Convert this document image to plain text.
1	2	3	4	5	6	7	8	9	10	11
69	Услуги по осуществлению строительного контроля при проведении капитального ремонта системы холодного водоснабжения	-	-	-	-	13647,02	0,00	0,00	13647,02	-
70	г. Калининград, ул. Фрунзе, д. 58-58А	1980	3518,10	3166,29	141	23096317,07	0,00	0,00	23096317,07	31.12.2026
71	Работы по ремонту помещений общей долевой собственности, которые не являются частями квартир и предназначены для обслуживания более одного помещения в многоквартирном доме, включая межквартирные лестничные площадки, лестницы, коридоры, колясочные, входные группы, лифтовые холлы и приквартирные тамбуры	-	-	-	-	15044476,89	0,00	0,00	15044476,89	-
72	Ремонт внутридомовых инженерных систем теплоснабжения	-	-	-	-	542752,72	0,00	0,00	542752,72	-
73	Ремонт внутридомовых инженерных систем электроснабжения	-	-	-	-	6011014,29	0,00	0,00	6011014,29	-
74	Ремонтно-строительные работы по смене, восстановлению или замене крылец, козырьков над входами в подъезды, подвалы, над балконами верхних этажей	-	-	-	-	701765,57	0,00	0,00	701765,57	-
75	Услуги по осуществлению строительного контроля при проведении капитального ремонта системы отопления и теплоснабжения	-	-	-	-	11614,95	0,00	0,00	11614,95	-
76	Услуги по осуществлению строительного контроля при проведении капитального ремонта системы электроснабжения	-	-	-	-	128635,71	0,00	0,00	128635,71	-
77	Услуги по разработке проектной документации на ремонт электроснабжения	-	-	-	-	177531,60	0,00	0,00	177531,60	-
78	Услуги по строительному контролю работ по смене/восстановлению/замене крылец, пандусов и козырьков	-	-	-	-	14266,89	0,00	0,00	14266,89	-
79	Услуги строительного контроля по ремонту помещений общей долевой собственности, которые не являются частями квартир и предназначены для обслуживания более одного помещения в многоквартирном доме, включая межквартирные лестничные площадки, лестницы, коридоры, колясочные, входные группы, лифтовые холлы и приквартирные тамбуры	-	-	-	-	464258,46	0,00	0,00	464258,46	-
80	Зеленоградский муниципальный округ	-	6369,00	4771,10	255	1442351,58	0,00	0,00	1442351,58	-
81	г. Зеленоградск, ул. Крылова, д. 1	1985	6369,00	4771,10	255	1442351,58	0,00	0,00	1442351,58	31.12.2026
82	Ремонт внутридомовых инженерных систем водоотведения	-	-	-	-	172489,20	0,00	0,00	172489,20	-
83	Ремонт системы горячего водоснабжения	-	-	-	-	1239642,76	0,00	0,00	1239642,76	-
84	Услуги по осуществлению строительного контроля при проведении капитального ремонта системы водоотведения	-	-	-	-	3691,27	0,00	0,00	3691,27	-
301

Job: Transcribe all entries exactly as they are given.

Exercise answer:
Convert this document image to plain text.
1	2	3	4	5	6	7	8	9	10	11
69	Услуги по осуществлению строительного контроля при проведении капитального ремонта системы холодного водоснабжения	-	-	-	-	13647,02	0,00	0,00	13647,02	-
70	г. Калининград, ул. Фрунзе, д. 58-58А	1980	3518,10	3166,29	141	23096317,07	0,00	0,00	23096317,07	31.12.2026
71	Работы по ремонту помещений общей долевой собственности, которые не являются частями квартир и предназначены для обслуживания более одного помещения в многоквартирном доме, включая межквартирные лестничные площадки, лестницы, коридоры, колясочные, входные группы, лифтовые холлы и приквартирные тамбуры	-	-	-	-	15044476,89	0,00	0,00	15044476,89	-
72	Ремонт внутридомовых инженерных систем теплоснабжения	-	-	-	-	542752,72	0,00	0,00	542752,72	-
73	Ремонт внутридомовых инженерных систем электроснабжения	-	-	-	-	6011014,29	0,00	0,00	6011014,29	-
74	Ремонтно-строительные работы по смене, восстановлению или замене крылец, козырьков над входами в подъезды, подвалы, над балконами верхних этажей	-	-	-	-	701765,57	0,00	0,00	701765,57	-
75	Услуги по осуществлению строительного контроля при проведении капитального ремонта системы отопления и теплоснабжения	-	-	-	-	11614,95	0,00	0,00	11614,95	-
76	Услуги по осуществлению строительного контроля при проведении капитального ремонта системы электроснабжения	-	-	-	-	128635,71	0,00	0,00	128635,71	-
77	Услуги по разработке проектной документации на ремонт электроснабжения	-	-	-	-	177531,60	0,00	0,00	177531,60	-
78	Услуги по строительному контролю работ по смене/восстановлению/замене крылец, пандусов и козырьков	-	-	-	-	14266,89	0,00	0,00	14266,89	-
79	Услуги строительного контроля по ремонту помещений общей долевой собственности, которые не являются частями квартир и предназначены для обслуживания более одного помещения в многоквартирном доме, включая межквартирные лестничные площадки, лестницы, коридоры, колясочные, входные группы, лифтовые холлы и приквартирные тамбуры	-	-	-	-	464258,46	0,00	0,00	464258,46	-
80	Зеленоградский муниципальный округ	-	6369,00	4771,10	255	1442351,58	0,00	0,00	1442351,58	-
81	г. Зеленоградск, ул. Крылова, д. 1	1985	6369,00	4771,10	255	1442351,58	0,00	0,00	1442351,58	31.12.2026
82	Ремонт внутридомовых инженерных систем водоотведения	-	-	-	-	172489,20	0,00	0,00	172489,20	-
83	Ремонт системы горячего водоснабжения	-	-	-	-	1239642,76	0,00	0,00	1239642,76	-
84	Услуги по осуществлению строительного контроля при проведении капитального ремонта системы водоотведения	-	-	-	-	3691,27	0,00	0,00	3691,27	-
301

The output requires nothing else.